Exercise instructions:
**a.** In the speaker cable discussion, at what frequency is the pole formed by the LR filter of a 3 metre cable placed?
**b.** Carry on the speaker cable discussion from the point where it stops.

Document excerpt:
<<<<

I'm embroiled in a discussion on aus.hifi with a poster who recommends the
use of RG58C/U as speaker cable (with alleged sonic improvements over
standard figure-8 type flex).

Wouldn't the combined inductance/capacitance of this stuff constitute an LC
filter causing signal attenuation or, worse, amp output stage instability
over anything but a short run?

Patrick Turner? Anyone?

TIA


The typical inductance of a 3 metre speaker cable is perhaps 2 uH,
and the roll off is well above 20 kHz, as the pole formed by the
LR filter is at 637 kHz..
The capacitance between the pair of cables used may only be
200 pF, causing a pole at some RF frequency.
the L&C components would form an LC filter, which would display resonances
at some RF, but generally, the L and C components of speaker cables
are utterly negligible and have SFA effect on the engineering measurements.

But I will not be one to say that ppl hear changes to the sound when they
change cables.
I won't say that arguments rage over bits of wire.
I won't say that cable sales are greased and oiled with Oille De La Reptile
Products&Promoters.

>>>>

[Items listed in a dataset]

<<<<

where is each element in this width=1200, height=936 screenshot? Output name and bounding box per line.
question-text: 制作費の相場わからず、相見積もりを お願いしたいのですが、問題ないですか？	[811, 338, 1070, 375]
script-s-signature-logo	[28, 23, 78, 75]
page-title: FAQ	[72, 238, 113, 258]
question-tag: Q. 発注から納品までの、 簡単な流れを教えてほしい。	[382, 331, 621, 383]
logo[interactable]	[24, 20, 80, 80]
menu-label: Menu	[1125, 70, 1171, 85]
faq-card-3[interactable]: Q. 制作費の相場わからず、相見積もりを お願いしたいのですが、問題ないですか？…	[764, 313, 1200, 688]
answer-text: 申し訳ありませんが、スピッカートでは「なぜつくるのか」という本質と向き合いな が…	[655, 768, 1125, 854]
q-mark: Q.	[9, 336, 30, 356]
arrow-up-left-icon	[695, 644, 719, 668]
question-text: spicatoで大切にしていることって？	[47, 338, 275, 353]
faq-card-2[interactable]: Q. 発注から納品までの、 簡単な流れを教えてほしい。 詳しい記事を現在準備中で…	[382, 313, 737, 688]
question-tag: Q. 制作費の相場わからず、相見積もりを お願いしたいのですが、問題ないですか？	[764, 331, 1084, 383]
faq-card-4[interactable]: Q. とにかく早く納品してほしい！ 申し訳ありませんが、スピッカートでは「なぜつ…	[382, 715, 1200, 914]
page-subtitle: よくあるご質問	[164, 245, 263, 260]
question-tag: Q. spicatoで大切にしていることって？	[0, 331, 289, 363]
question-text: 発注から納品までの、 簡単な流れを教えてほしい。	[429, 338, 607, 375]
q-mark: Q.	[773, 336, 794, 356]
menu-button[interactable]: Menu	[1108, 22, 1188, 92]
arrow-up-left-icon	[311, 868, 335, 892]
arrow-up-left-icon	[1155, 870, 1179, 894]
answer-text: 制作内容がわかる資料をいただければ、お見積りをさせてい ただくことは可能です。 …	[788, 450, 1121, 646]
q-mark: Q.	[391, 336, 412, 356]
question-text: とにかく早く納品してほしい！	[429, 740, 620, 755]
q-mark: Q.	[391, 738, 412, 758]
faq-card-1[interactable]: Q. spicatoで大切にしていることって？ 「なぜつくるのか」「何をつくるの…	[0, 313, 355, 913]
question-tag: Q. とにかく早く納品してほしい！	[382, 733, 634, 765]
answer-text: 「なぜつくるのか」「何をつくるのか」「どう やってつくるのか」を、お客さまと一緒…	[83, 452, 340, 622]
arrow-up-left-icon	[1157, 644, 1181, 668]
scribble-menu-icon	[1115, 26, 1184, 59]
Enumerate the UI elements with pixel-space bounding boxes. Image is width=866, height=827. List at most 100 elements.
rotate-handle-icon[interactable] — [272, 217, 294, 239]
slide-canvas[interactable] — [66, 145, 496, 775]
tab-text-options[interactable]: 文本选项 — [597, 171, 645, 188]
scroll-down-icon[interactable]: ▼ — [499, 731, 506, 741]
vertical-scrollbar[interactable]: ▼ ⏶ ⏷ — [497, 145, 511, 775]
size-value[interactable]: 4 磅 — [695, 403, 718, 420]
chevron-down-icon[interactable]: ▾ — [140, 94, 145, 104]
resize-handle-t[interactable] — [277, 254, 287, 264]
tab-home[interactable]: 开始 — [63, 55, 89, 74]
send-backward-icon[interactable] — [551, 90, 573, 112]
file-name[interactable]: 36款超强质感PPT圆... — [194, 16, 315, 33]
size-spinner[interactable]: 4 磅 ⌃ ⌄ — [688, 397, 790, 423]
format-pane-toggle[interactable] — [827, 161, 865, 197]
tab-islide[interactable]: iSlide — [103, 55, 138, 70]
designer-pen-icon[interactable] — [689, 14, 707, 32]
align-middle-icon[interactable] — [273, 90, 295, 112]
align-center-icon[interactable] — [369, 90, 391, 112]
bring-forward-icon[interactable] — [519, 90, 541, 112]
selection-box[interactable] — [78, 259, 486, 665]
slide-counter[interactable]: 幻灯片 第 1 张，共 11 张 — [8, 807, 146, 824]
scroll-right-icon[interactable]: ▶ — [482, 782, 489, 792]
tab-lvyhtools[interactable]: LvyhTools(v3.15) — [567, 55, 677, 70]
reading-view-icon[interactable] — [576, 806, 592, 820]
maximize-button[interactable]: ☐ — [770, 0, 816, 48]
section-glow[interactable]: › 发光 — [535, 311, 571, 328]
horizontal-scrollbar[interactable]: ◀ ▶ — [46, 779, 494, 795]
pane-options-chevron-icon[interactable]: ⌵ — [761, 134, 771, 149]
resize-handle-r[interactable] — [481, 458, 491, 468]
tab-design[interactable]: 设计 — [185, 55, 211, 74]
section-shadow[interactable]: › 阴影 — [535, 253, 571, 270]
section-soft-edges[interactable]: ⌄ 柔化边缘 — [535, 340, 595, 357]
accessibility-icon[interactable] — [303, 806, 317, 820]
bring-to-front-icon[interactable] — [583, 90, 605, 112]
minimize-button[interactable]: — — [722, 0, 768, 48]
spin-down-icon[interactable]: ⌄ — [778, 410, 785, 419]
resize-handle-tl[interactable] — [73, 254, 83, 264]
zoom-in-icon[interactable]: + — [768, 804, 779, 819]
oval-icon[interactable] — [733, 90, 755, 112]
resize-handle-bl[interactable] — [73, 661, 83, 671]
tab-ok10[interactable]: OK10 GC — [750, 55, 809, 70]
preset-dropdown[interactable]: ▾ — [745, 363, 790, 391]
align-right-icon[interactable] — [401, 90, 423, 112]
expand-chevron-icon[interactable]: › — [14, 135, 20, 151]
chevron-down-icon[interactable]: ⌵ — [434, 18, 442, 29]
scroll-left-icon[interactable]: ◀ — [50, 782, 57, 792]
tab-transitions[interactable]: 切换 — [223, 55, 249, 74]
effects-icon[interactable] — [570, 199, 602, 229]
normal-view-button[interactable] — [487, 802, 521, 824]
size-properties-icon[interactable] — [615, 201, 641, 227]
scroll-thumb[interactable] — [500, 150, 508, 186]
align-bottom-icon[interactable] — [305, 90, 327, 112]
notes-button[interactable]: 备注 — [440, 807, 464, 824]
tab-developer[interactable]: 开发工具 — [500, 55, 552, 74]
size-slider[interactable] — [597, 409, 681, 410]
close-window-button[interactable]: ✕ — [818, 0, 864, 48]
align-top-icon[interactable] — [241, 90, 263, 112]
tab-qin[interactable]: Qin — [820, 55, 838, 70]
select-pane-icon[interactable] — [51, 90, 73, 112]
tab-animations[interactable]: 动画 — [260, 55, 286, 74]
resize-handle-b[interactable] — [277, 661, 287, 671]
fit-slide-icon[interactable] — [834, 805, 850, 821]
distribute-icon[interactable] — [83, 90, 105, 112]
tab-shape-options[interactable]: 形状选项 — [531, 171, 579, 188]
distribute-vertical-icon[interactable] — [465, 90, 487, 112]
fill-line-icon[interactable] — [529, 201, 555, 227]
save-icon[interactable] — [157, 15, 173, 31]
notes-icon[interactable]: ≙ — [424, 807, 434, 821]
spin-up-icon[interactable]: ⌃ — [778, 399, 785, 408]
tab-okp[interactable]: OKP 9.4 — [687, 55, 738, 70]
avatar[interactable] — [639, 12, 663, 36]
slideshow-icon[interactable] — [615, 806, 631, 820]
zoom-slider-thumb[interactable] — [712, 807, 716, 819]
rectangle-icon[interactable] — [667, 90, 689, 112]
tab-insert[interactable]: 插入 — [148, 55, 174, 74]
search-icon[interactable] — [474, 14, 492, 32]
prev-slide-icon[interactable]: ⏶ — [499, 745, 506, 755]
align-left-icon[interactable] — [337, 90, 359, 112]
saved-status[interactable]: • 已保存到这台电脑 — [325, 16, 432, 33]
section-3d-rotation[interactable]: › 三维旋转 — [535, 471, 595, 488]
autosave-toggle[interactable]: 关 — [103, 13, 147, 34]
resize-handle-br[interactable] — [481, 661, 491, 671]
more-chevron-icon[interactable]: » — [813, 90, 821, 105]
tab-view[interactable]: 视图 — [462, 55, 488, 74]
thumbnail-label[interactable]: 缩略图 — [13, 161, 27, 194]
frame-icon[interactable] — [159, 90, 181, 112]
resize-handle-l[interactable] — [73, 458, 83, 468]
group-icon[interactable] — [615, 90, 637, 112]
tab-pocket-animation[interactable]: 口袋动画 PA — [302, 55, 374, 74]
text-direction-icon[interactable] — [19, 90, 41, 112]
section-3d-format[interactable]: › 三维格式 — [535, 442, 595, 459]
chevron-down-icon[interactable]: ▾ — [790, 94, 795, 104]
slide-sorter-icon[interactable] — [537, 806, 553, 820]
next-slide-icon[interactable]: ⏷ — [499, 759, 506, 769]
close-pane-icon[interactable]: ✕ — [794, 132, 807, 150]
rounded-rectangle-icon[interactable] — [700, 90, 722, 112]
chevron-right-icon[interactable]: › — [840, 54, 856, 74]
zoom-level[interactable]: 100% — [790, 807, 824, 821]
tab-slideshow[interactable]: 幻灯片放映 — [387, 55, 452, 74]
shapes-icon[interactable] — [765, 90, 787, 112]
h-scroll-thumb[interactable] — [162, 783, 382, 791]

>>>>

Answers by task:
**a.** 637 kHz.

**b.**
What you hear is your truth for you, but in all my experience,
once the DCR is below 1/100 of the speaker Z there is SFA
change to the measurements with different cables within the audio band.

There is no reason why RG58 would not be a suitable speaker
cable, where power is low, say normal listening,
when the current may only be 0.25 amps average in a domestic lounge.
Cat 5 cables used in various ways is also great,
as is lamp flex from a hardware store.
Clean tight connectors are probably more important.

There has been a prize offered by the Worldwide Society of Skeptics
of $100,000 offered to the first person/company to demonstrate in a double
blind AB test that one cable sounds different to another.
The prize seems safe, its never been awarded over the last 30 years.

Bell wire, that really thin figure 8 twin flex is awful stuff,
but over 3M it still manages to be OK.
Some dudes say really thin solid enamelled wire, or strips of foil
work well, or "sound better"

Every would be guru has his own idea.

Patrick Turner.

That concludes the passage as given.